··· RECORD EXTRACTS
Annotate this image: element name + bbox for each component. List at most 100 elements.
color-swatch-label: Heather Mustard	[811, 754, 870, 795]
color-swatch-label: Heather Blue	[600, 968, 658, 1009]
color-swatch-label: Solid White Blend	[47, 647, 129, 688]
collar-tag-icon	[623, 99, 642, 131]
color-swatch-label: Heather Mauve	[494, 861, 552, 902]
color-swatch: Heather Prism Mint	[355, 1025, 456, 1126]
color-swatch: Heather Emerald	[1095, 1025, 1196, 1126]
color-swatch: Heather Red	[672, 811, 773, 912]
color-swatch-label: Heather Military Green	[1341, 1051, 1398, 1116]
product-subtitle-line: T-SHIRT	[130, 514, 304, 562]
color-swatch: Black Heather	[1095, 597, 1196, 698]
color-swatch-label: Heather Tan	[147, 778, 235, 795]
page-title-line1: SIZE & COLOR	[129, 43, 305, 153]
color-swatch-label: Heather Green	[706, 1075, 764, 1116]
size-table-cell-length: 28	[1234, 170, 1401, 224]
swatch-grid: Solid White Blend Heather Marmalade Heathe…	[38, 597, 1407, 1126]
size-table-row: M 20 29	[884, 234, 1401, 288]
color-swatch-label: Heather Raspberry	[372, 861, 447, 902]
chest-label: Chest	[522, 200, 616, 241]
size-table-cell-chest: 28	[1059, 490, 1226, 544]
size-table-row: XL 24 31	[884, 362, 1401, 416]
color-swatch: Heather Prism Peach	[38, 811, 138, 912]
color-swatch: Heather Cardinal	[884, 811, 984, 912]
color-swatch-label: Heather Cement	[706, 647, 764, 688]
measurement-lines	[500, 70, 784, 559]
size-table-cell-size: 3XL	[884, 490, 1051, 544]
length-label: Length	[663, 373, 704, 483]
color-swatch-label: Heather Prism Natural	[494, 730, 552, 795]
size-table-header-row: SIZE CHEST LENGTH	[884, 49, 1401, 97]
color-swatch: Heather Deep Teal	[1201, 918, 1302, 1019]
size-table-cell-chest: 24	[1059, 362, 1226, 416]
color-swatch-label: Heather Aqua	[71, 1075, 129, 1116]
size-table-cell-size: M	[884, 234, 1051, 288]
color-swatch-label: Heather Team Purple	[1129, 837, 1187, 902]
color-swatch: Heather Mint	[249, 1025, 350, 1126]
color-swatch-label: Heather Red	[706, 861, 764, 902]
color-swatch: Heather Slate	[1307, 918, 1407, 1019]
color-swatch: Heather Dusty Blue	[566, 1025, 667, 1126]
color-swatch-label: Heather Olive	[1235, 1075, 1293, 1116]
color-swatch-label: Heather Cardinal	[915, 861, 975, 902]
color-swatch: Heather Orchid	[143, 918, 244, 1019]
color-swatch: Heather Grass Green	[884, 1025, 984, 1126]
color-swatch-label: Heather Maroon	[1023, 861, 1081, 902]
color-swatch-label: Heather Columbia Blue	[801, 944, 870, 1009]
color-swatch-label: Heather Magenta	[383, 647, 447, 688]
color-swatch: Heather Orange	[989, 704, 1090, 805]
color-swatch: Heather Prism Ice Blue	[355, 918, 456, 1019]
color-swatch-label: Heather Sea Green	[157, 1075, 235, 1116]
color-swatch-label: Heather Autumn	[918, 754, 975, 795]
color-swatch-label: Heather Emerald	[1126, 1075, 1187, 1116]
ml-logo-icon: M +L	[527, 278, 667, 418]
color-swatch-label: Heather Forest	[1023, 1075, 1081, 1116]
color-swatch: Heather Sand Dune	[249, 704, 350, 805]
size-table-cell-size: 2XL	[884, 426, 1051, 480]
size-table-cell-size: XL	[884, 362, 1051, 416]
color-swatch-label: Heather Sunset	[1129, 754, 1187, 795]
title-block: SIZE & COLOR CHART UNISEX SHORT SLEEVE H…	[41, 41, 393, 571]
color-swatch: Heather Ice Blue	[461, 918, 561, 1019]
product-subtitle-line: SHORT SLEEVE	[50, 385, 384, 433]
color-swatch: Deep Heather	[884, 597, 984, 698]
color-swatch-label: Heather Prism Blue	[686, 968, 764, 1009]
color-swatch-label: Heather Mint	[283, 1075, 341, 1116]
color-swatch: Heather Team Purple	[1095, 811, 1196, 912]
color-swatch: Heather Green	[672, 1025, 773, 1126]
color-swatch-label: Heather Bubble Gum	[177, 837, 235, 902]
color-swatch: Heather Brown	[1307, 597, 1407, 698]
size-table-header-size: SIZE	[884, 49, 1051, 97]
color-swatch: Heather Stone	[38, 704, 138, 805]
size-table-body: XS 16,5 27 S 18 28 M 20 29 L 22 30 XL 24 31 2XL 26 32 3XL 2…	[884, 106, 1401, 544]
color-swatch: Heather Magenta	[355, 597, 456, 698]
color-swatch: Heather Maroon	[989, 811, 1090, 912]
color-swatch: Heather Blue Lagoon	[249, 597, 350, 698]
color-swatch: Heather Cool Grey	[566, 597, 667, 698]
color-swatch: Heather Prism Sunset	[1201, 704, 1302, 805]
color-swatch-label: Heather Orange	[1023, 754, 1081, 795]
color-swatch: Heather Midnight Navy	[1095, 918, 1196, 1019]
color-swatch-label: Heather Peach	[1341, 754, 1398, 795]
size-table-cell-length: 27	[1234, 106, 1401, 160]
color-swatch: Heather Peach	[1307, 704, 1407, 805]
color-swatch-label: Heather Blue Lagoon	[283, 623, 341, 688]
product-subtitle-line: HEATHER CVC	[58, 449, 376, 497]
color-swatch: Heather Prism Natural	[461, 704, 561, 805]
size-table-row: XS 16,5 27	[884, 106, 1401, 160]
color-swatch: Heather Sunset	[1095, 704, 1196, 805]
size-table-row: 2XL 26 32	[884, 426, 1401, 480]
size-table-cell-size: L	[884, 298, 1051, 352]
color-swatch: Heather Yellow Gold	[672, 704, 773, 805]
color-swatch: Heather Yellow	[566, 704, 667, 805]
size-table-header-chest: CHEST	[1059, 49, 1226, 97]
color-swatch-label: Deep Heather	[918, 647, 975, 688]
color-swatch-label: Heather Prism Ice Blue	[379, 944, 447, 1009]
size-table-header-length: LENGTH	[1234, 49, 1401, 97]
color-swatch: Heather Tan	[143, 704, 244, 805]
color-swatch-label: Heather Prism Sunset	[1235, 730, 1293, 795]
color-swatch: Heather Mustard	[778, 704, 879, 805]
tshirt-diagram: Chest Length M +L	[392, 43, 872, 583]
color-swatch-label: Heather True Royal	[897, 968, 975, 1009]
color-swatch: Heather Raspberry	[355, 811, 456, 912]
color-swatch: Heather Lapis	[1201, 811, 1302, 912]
······
■ **WHAT NEEDS TO BE DONE**: Can you reproduce every one of the records above line for line, with no changes?

■ **WORKED SOLUTION**:
Annotate this image: element name + bbox for each component. List at most 100 elements.
color-swatch-label: Heather Mustard	[811, 754, 870, 795]
color-swatch-label: Heather Blue	[600, 968, 658, 1009]
color-swatch-label: Solid White Blend	[47, 647, 129, 688]
collar-tag-icon	[623, 99, 642, 131]
color-swatch-label: Heather Mauve	[494, 861, 552, 902]
color-swatch: Heather Prism Mint	[355, 1025, 456, 1126]
color-swatch: Heather Emerald	[1095, 1025, 1196, 1126]
color-swatch: Heather Red	[672, 811, 773, 912]
color-swatch-label: Heather Military Green	[1341, 1051, 1398, 1116]
product-subtitle-line: T-SHIRT	[130, 514, 304, 562]
color-swatch: Black Heather	[1095, 597, 1196, 698]
color-swatch-label: Heather Tan	[147, 778, 235, 795]
page-title-line1: SIZE & COLOR	[129, 43, 305, 153]
color-swatch-label: Heather Green	[706, 1075, 764, 1116]
size-table-cell-length: 28	[1234, 170, 1401, 224]
swatch-grid: Solid White Blend Heather Marmalade Heathe…	[38, 597, 1407, 1126]
size-table-row: M 20 29	[884, 234, 1401, 288]
color-swatch-label: Heather Raspberry	[372, 861, 447, 902]
chest-label: Chest	[522, 200, 616, 241]
size-table-cell-chest: 28	[1059, 490, 1226, 544]
size-table-row: XL 24 31	[884, 362, 1401, 416]
color-swatch: Heather Prism Peach	[38, 811, 138, 912]
color-swatch: Heather Cardinal	[884, 811, 984, 912]
color-swatch-label: Heather Cement	[706, 647, 764, 688]
measurement-lines	[500, 70, 784, 559]
size-table-cell-size: 3XL	[884, 490, 1051, 544]
length-label: Length	[663, 373, 704, 483]
color-swatch-label: Heather Prism Natural	[494, 730, 552, 795]
size-table-header-row: SIZE CHEST LENGTH	[884, 49, 1401, 97]
color-swatch: Heather Deep Teal	[1201, 918, 1302, 1019]
size-table-cell-chest: 24	[1059, 362, 1226, 416]
color-swatch-label: Heather Aqua	[71, 1075, 129, 1116]
size-table-cell-size: M	[884, 234, 1051, 288]
color-swatch-label: Heather Team Purple	[1129, 837, 1187, 902]
color-swatch: Heather Mint	[249, 1025, 350, 1126]
color-swatch-label: Heather Red	[706, 861, 764, 902]
color-swatch: Heather Slate	[1307, 918, 1407, 1019]
color-swatch: Heather Dusty Blue	[566, 1025, 667, 1126]
color-swatch-label: Heather Olive	[1235, 1075, 1293, 1116]
color-swatch-label: Heather Cardinal	[915, 861, 975, 902]
color-swatch: Heather Orchid	[143, 918, 244, 1019]
color-swatch: Heather Grass Green	[884, 1025, 984, 1126]
color-swatch-label: Heather Maroon	[1023, 861, 1081, 902]
color-swatch-label: Heather Columbia Blue	[801, 944, 870, 1009]
color-swatch-label: Heather Magenta	[383, 647, 447, 688]
color-swatch: Heather Orange	[989, 704, 1090, 805]
color-swatch: Heather Prism Ice Blue	[355, 918, 456, 1019]
color-swatch-label: Heather Sea Green	[157, 1075, 235, 1116]
color-swatch-label: Heather Autumn	[918, 754, 975, 795]
color-swatch-label: Heather Emerald	[1126, 1075, 1187, 1116]
ml-logo-icon: M +L	[527, 278, 667, 418]
color-swatch-label: Heather Forest	[1023, 1075, 1081, 1116]
color-swatch: Heather Sand Dune	[249, 704, 350, 805]
size-table-cell-size: 2XL	[884, 426, 1051, 480]
size-table-cell-size: XL	[884, 362, 1051, 416]
color-swatch-label: Heather Sunset	[1129, 754, 1187, 795]
title-block: SIZE & COLOR CHART UNISEX SHORT SLEEVE H…	[41, 41, 393, 571]
color-swatch: Heather Ice Blue	[461, 918, 561, 1019]
product-subtitle-line: SHORT SLEEVE	[50, 385, 384, 433]
color-swatch: Deep Heather	[884, 597, 984, 698]
color-swatch-label: Heather Prism Blue	[686, 968, 764, 1009]
color-swatch-label: Heather Mint	[283, 1075, 341, 1116]
color-swatch: Heather Team Purple	[1095, 811, 1196, 912]
color-swatch: Heather Green	[672, 1025, 773, 1126]
color-swatch-label: Heather Bubble Gum	[177, 837, 235, 902]
color-swatch: Heather Brown	[1307, 597, 1407, 698]
size-table-header-size: SIZE	[884, 49, 1051, 97]
color-swatch: Heather Stone	[38, 704, 138, 805]
size-table-body: XS 16,5 27 S 18 28 M 20 29 L 22 30 XL 24 31 2XL 26 32 3XL 2…	[884, 106, 1401, 544]
color-swatch: Heather Magenta	[355, 597, 456, 698]
color-swatch: Heather Maroon	[989, 811, 1090, 912]
color-swatch: Heather Blue Lagoon	[249, 597, 350, 698]
color-swatch: Heather Cool Grey	[566, 597, 667, 698]
color-swatch: Heather Prism Sunset	[1201, 704, 1302, 805]
color-swatch-label: Heather Orange	[1023, 754, 1081, 795]
color-swatch: Heather Midnight Navy	[1095, 918, 1196, 1019]
color-swatch-label: Heather Peach	[1341, 754, 1398, 795]
size-table-cell-length: 27	[1234, 106, 1401, 160]
color-swatch: Heather Peach	[1307, 704, 1407, 805]
color-swatch-label: Heather Blue Lagoon	[283, 623, 341, 688]
product-subtitle-line: HEATHER CVC	[58, 449, 376, 497]
color-swatch: Heather Prism Natural	[461, 704, 561, 805]
size-table-row: XS 16,5 27	[884, 106, 1401, 160]
color-swatch: Heather Sunset	[1095, 704, 1196, 805]
size-table-row: 2XL 26 32	[884, 426, 1401, 480]
size-table-cell-size: L	[884, 298, 1051, 352]
color-swatch: Heather Yellow Gold	[672, 704, 773, 805]
color-swatch: Heather Yellow	[566, 704, 667, 805]
size-table-header-chest: CHEST	[1059, 49, 1226, 97]
color-swatch-label: Deep Heather	[918, 647, 975, 688]
color-swatch-label: Heather Prism Ice Blue	[379, 944, 447, 1009]
size-table-header-length: LENGTH	[1234, 49, 1401, 97]
color-swatch: Heather Tan	[143, 704, 244, 805]
color-swatch-label: Heather Prism Sunset	[1235, 730, 1293, 795]
color-swatch: Heather Mustard	[778, 704, 879, 805]
tshirt-diagram: Chest Length M +L	[392, 43, 872, 583]
color-swatch-label: Heather True Royal	[897, 968, 975, 1009]
color-swatch: Heather Raspberry	[355, 811, 456, 912]
color-swatch: Heather Lapis	[1201, 811, 1302, 912]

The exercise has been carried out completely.